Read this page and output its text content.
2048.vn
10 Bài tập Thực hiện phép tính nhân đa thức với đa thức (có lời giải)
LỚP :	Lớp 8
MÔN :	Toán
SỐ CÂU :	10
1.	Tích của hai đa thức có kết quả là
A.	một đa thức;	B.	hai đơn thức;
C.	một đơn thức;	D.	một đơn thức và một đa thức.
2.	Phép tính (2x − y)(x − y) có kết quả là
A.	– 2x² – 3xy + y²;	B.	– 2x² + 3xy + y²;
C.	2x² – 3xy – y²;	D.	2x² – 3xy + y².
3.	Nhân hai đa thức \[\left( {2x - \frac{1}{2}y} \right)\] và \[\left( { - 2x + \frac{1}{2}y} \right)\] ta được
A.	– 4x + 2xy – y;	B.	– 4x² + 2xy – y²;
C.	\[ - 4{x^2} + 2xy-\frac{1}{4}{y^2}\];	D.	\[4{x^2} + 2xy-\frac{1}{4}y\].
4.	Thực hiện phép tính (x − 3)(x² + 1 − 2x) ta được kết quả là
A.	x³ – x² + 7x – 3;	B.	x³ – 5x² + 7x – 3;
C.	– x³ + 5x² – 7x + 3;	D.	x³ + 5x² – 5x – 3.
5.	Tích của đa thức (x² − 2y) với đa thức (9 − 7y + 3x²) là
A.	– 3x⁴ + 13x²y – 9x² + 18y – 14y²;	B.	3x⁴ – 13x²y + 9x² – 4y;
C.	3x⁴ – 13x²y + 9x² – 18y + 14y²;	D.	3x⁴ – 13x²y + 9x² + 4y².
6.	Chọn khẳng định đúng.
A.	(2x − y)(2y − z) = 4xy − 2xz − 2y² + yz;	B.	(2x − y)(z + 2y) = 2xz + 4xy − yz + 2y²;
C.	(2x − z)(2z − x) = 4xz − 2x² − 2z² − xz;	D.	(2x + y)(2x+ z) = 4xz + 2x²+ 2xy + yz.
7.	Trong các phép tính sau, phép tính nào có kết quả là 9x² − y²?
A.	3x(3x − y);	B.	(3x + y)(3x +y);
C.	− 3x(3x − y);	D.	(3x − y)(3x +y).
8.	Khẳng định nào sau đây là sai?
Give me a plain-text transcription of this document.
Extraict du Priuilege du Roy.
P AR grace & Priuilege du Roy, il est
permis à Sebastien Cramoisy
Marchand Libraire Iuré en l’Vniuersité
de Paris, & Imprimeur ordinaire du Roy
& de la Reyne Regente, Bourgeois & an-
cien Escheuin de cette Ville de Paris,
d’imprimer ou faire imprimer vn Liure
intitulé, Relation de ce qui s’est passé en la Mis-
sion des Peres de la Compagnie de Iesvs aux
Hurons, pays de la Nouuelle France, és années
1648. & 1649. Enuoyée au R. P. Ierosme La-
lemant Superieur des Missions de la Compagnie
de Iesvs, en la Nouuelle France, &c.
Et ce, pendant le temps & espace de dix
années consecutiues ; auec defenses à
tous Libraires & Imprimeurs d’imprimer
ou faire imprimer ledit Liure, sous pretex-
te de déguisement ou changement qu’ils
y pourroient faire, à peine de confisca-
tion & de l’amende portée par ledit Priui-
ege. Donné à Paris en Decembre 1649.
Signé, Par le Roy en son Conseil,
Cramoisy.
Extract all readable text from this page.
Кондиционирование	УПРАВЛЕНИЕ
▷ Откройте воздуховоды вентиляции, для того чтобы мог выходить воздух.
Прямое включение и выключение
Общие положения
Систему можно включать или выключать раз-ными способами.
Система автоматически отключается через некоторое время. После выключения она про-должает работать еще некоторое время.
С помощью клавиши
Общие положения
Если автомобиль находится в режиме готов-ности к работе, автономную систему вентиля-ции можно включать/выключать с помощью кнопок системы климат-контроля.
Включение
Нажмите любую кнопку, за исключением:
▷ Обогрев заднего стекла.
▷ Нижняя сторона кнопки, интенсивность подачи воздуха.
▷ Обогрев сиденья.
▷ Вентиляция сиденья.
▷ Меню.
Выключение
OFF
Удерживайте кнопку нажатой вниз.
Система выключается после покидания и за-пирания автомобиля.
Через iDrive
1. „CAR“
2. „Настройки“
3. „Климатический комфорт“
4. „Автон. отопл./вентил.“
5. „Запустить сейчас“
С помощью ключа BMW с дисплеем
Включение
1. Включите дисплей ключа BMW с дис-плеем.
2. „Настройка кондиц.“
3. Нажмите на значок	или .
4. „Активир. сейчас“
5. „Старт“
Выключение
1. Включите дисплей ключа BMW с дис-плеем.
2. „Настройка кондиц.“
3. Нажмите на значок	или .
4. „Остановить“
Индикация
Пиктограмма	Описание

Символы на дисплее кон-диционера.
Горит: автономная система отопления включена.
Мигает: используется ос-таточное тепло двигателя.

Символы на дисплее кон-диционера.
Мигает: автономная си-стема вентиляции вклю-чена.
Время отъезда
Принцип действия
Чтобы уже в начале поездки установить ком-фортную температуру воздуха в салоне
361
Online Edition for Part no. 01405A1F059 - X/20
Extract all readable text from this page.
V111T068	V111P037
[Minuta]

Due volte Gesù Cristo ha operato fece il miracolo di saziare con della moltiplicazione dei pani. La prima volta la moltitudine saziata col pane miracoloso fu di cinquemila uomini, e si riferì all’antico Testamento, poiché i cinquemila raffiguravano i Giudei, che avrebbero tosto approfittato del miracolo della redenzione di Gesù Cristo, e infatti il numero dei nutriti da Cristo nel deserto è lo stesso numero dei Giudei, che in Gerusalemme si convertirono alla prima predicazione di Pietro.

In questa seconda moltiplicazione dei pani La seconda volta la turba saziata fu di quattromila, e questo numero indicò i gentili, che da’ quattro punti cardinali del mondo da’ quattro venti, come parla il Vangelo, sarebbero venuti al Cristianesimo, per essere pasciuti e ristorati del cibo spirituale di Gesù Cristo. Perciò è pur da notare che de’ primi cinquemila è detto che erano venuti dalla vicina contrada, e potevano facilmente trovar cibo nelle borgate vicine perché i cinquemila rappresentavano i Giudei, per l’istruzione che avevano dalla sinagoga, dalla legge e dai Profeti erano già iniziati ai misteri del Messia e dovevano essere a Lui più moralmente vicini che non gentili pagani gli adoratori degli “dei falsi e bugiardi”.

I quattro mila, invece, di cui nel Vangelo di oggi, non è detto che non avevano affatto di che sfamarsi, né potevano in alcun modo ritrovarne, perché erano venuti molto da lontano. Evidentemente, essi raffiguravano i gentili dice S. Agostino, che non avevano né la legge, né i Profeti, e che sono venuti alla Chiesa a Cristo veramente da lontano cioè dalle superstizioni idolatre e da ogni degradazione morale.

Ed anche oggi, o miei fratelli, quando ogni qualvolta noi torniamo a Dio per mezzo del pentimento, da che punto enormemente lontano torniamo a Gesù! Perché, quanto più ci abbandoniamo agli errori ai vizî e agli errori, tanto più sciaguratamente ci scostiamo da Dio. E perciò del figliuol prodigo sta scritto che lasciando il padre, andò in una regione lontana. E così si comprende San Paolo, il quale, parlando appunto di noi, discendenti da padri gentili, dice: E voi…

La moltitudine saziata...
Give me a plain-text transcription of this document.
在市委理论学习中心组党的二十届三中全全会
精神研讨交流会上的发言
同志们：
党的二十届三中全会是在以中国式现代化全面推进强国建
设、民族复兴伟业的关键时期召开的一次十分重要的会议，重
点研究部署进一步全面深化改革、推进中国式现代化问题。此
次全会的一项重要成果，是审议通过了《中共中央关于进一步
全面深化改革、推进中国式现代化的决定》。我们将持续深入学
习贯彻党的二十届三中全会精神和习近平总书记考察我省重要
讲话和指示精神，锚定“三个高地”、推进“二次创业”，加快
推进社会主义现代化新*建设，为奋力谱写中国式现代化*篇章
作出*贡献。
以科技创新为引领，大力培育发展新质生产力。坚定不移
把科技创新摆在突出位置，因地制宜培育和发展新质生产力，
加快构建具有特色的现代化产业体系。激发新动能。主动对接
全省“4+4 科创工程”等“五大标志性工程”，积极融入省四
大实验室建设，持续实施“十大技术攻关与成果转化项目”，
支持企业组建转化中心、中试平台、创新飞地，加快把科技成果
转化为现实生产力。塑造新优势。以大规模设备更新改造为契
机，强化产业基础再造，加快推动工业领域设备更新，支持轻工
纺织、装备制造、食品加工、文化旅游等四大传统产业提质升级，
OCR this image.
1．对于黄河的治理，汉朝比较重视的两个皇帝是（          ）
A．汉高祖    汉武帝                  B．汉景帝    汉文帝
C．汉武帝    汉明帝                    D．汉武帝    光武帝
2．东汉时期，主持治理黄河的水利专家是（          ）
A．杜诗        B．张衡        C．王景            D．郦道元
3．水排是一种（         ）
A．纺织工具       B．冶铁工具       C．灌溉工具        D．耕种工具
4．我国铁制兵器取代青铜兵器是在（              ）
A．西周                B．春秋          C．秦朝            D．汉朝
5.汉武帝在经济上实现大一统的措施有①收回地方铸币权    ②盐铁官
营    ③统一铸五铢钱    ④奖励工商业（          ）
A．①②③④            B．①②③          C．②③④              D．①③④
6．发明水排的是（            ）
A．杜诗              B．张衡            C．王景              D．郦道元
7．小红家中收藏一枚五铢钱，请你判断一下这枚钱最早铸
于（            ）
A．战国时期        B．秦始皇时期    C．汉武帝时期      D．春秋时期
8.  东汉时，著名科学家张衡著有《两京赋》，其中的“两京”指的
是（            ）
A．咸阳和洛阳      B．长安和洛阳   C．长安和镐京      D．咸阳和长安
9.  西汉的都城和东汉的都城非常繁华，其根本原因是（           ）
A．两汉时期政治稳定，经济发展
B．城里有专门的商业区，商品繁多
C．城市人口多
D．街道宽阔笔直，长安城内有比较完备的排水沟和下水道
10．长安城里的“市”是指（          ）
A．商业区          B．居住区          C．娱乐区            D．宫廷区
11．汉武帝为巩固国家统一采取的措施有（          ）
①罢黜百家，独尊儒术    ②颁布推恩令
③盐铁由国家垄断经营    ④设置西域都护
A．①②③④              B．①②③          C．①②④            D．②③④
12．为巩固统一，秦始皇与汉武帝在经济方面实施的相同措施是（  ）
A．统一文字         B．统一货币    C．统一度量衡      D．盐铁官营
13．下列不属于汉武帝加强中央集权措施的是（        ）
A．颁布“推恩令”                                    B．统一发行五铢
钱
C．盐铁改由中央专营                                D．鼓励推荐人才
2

What needs to be done: Tally the lines of the listing in which the word "erano" occurs, and state the total alone.

Complete answer: 2